Your instructions
Extract and list every line that contains the word "love".

--------

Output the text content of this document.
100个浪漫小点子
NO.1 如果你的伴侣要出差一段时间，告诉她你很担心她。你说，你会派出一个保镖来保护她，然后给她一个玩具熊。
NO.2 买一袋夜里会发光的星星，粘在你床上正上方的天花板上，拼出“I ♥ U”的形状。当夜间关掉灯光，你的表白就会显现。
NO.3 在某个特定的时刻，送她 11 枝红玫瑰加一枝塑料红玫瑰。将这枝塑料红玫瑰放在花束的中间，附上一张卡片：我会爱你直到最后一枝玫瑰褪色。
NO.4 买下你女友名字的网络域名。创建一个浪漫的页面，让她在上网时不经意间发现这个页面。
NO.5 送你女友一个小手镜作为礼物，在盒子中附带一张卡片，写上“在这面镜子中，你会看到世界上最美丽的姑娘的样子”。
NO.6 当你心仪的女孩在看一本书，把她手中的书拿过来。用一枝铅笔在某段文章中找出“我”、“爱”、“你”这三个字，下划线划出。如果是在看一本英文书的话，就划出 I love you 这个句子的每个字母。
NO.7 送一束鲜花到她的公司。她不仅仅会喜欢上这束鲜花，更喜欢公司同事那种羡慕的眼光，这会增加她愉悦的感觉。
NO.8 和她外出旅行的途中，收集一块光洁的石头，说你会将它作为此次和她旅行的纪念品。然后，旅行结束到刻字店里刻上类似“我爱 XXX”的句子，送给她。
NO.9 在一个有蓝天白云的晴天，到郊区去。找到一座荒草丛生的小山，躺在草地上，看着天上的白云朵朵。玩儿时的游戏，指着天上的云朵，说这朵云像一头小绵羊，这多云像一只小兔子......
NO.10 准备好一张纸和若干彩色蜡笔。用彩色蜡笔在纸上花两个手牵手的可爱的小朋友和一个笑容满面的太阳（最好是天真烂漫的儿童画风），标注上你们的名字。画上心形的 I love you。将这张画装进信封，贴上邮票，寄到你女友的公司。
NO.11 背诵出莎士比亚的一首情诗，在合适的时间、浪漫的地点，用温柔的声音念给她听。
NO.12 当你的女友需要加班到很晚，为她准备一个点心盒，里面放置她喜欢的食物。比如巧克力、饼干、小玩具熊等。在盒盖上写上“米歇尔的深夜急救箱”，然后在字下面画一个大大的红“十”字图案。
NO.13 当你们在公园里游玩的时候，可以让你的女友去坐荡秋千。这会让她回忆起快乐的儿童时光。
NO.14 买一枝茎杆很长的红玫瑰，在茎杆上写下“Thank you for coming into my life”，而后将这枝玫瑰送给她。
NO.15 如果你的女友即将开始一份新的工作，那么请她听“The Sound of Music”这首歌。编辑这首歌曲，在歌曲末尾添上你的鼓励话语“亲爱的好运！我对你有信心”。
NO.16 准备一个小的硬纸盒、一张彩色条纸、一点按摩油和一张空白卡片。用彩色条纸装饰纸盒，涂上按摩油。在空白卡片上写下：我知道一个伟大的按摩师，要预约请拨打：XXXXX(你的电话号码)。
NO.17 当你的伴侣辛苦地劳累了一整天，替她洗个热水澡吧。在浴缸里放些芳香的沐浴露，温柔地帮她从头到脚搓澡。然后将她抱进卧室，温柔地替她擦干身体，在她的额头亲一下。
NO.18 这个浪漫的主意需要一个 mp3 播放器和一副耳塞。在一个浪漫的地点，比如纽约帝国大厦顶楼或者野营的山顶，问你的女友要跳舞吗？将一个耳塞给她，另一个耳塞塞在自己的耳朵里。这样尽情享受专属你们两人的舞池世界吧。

--------

Result for this exercise
NO.6 当你心仪的女孩在看一本书，把她手中的书拿过来。用一枝铅笔在某段文章中找出“我”、“爱”、“你”这三个字，下划线划出。如果是在看一本英文书的话，就划出 I love you 这个句子的每个字母。
NO.10 准备好一张纸和若干彩色蜡笔。用彩色蜡笔在纸上花两个手牵手的可爱的小朋友和一个笑容满面的太阳（最好是天真烂漫的儿童画风），标注上你们的名字。画上心形的 I love you。将这张画装进信封，贴上邮票，寄到你女友的公司。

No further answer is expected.